■ THE REQUEST ■
Your answer is a single number: the count of lines that contain the string "xlabel".

───── RECORDS FOR THE TASK

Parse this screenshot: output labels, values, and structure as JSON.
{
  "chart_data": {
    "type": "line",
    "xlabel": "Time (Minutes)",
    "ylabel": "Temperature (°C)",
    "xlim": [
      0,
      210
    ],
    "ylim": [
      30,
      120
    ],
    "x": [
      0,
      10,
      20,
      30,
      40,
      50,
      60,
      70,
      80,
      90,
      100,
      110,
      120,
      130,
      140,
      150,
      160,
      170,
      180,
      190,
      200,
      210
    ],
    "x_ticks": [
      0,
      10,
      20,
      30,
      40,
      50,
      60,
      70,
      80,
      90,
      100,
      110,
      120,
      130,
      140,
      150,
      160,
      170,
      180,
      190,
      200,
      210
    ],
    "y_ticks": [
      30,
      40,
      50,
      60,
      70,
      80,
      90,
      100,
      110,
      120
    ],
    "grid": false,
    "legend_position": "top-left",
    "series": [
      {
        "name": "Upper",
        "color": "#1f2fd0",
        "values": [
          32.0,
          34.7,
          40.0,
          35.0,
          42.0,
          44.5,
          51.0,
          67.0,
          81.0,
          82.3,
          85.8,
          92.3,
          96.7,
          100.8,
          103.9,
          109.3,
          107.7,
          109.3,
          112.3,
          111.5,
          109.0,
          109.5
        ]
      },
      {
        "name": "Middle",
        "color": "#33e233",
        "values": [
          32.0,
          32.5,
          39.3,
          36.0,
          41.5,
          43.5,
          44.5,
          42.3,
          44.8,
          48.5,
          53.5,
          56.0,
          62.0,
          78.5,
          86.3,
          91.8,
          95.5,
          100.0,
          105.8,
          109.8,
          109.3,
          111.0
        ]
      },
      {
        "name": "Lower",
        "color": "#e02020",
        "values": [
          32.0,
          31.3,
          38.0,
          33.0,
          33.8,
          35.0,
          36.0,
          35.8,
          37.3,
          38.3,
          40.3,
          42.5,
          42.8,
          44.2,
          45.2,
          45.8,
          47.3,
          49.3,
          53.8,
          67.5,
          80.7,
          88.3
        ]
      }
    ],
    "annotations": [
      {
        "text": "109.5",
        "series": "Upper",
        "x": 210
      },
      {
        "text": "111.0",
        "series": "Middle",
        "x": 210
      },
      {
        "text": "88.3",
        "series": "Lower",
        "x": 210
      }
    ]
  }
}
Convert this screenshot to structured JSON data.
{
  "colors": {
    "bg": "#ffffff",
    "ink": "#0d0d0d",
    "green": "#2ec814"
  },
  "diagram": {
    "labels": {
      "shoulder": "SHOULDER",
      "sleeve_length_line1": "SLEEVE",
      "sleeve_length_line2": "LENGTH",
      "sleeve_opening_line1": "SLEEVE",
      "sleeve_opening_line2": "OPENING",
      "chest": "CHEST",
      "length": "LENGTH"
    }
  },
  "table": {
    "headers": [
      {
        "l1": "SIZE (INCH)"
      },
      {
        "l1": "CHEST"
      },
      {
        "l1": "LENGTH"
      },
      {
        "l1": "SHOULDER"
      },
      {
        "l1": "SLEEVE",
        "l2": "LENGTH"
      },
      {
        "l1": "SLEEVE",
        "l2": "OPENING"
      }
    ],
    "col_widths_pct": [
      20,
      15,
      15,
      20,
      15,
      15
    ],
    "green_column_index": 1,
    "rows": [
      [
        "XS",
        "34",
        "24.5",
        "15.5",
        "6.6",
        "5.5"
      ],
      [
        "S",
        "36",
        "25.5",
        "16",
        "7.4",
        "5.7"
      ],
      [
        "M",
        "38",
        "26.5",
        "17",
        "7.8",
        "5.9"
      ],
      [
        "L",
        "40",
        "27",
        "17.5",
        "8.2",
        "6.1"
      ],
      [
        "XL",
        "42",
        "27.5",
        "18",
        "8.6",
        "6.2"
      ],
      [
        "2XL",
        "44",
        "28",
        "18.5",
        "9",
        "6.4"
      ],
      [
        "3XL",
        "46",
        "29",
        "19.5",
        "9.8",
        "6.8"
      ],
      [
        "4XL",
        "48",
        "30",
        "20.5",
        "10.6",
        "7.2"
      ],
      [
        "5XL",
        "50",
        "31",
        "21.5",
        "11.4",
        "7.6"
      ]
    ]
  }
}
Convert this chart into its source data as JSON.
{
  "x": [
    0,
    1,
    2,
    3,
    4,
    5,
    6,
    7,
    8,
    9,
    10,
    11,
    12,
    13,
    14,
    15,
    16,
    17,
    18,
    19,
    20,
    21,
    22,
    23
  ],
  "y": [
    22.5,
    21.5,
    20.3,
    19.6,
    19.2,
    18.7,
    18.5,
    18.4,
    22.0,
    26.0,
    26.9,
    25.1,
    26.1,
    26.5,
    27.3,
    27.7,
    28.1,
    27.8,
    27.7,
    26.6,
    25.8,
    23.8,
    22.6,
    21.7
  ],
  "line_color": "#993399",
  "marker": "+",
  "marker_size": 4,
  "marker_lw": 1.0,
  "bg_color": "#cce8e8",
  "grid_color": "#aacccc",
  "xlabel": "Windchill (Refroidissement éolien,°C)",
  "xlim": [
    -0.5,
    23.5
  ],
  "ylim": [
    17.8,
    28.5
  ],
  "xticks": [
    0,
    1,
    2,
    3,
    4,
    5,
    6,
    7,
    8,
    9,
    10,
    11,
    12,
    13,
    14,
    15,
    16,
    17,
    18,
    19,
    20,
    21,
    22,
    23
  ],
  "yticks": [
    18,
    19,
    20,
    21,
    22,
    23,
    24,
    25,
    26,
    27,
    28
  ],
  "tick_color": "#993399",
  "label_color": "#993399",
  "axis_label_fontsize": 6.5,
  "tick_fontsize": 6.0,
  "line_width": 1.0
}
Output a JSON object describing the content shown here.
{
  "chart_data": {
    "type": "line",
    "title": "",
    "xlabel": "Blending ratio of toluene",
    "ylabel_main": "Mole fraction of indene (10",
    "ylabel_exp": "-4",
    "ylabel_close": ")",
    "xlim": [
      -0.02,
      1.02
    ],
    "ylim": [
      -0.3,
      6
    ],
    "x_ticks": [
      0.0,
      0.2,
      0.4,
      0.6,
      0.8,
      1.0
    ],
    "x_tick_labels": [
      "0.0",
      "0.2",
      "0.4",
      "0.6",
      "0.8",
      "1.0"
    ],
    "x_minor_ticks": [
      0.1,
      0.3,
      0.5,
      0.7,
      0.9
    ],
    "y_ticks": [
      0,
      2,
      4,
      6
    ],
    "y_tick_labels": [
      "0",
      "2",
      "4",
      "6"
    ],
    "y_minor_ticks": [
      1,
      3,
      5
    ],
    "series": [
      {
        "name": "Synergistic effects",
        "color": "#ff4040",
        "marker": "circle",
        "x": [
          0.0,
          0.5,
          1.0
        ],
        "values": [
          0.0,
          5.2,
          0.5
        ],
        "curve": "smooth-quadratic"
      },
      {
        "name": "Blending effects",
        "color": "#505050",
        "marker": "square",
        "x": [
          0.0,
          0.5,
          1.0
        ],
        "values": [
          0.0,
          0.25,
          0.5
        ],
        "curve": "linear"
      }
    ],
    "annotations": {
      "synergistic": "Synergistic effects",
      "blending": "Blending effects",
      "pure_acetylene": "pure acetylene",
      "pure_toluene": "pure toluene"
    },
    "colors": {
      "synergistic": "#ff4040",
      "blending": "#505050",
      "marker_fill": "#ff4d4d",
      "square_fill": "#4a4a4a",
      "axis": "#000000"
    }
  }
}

──────────

■ FINAL RESULT ■
3